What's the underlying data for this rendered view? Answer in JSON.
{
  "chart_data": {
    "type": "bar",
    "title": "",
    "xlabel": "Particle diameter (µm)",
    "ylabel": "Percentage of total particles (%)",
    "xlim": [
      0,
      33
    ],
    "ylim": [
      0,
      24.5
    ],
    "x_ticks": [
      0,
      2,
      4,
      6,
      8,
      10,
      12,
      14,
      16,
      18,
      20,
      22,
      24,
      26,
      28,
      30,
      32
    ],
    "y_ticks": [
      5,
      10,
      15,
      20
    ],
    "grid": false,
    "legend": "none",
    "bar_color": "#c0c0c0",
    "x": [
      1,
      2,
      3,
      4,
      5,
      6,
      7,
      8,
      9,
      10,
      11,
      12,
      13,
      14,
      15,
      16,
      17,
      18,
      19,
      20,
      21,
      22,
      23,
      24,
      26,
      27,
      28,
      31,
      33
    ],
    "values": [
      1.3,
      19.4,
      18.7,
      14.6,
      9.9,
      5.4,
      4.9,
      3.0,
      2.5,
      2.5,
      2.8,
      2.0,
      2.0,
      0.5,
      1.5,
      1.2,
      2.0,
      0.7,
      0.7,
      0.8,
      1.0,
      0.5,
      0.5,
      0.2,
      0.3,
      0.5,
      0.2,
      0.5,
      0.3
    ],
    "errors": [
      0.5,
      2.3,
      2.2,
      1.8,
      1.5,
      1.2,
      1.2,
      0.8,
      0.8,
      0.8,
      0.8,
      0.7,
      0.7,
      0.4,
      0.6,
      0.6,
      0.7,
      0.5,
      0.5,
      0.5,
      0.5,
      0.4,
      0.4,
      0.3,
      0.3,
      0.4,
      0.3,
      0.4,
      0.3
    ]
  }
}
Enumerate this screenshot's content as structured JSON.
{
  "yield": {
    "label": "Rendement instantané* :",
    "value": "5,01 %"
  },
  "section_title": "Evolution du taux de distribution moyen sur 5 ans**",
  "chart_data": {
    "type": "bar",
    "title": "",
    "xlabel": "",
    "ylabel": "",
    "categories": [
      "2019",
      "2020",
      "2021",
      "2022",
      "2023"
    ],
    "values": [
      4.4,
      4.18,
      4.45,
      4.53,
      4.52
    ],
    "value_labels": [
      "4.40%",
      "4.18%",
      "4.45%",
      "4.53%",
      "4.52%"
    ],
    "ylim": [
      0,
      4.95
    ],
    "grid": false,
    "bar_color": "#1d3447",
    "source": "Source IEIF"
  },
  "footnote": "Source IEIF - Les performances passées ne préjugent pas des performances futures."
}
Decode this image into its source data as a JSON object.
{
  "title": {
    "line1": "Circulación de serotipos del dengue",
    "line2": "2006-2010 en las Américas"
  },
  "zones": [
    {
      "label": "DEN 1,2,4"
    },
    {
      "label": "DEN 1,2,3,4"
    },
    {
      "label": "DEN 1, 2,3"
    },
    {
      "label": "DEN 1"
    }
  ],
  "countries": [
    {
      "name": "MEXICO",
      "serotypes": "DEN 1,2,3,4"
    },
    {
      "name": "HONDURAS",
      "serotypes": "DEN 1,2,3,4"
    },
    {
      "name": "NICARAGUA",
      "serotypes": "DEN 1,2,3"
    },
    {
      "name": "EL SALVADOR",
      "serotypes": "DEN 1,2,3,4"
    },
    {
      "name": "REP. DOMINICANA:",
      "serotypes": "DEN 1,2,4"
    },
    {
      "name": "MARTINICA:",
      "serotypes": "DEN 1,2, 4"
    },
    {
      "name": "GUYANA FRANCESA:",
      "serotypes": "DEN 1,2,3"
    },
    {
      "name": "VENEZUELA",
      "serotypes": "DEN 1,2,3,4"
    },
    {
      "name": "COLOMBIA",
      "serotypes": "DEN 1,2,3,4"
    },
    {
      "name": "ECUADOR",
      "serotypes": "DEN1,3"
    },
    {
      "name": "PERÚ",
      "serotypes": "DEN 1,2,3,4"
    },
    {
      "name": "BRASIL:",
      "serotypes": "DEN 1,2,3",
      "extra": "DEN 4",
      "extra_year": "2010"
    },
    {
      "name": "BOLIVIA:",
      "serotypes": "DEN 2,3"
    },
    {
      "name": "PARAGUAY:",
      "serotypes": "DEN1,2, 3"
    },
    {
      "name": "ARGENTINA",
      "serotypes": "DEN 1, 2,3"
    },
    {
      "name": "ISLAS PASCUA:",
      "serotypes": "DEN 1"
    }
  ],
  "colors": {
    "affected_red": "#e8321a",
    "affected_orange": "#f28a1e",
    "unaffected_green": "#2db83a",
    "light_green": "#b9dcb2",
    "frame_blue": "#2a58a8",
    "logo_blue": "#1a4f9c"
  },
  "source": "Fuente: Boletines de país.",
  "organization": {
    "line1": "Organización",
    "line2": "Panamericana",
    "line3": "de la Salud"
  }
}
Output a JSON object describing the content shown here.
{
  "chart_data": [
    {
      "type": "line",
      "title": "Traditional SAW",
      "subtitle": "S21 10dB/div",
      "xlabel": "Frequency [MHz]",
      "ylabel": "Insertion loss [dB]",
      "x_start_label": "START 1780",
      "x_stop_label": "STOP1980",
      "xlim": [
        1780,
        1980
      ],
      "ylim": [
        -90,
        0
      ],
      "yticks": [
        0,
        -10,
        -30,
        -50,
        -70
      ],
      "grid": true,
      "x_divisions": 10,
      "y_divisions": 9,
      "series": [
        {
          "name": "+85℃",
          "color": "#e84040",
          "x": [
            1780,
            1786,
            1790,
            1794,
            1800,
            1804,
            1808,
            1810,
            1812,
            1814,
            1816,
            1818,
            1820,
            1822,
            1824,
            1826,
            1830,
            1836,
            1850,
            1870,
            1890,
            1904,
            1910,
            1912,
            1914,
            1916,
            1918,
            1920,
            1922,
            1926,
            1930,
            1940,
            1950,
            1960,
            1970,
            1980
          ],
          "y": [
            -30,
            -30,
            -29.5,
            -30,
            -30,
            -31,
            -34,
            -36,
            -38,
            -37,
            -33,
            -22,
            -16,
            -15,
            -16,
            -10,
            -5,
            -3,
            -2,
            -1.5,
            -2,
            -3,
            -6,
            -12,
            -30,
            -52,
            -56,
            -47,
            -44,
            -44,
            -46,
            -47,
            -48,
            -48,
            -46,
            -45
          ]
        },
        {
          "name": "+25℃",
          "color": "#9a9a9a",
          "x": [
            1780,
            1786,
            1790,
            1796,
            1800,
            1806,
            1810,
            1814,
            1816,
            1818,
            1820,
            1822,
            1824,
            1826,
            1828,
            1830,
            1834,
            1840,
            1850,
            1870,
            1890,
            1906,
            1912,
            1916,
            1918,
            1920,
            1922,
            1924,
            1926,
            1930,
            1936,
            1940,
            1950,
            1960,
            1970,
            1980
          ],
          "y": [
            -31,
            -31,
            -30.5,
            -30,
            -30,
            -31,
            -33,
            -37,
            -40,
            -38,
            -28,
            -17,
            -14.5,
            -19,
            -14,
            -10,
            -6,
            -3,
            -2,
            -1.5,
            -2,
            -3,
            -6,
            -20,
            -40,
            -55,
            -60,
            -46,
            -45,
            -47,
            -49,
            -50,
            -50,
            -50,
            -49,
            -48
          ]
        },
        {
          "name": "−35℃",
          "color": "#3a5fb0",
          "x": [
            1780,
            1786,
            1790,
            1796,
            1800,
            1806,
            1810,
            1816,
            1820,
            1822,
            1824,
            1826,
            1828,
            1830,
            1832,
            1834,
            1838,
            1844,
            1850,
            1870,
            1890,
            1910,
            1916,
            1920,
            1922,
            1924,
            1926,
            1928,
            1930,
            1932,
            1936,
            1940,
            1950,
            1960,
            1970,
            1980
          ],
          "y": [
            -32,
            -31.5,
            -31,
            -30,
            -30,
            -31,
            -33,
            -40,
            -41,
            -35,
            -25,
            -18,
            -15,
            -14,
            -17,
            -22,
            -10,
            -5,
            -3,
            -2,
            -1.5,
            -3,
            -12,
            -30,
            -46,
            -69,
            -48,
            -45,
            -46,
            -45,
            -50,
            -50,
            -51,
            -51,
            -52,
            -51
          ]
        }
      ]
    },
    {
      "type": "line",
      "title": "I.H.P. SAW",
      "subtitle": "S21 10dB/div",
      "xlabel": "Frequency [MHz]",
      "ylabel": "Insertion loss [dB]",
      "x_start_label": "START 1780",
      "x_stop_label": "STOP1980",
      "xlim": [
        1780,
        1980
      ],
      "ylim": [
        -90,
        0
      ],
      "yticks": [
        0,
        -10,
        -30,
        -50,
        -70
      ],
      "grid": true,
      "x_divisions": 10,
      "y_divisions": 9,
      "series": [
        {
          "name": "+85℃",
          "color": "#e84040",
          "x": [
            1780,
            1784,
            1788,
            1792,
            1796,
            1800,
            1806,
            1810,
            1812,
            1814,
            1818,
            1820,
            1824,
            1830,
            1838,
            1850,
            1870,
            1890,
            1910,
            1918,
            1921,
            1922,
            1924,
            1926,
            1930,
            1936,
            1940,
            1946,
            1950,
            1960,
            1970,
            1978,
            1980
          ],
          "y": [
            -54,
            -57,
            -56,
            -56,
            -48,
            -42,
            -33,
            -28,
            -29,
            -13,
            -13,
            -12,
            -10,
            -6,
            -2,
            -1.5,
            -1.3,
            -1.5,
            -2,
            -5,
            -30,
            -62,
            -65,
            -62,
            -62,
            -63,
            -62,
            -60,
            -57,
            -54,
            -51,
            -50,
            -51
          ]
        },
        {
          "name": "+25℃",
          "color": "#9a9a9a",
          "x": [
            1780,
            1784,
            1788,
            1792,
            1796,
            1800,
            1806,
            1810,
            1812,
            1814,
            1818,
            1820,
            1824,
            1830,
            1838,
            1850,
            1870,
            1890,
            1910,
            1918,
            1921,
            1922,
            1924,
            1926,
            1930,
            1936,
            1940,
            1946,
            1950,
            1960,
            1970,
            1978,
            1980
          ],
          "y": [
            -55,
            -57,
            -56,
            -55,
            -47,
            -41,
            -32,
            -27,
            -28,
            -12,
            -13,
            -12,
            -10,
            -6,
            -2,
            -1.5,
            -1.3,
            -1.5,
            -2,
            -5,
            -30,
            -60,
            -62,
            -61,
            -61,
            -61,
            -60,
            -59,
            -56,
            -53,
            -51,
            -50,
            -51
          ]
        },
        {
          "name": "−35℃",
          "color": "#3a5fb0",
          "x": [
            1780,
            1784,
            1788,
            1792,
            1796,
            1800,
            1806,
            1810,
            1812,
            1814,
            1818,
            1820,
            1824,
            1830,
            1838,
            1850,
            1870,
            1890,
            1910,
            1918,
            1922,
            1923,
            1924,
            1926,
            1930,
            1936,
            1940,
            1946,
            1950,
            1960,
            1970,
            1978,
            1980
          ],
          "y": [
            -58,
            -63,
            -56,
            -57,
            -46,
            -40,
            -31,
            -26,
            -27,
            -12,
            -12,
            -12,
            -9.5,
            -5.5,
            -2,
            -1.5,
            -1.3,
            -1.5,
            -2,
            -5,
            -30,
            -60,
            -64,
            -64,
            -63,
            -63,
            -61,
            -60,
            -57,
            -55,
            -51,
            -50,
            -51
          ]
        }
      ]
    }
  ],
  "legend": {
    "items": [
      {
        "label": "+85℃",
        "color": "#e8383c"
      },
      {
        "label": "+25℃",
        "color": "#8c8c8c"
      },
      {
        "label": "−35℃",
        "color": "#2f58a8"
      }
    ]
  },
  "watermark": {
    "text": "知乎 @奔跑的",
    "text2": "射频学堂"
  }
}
==*==
WHAT IS BEING ASKED:
Identify and list each line with the word "ylabel".

RIGHT ANSWER:
    "ylabel": "Percentage of total particles (%)",
    "ylabel": "",
      "ylabel": "Insertion loss [dB]",
      "ylabel": "Insertion loss [dB]",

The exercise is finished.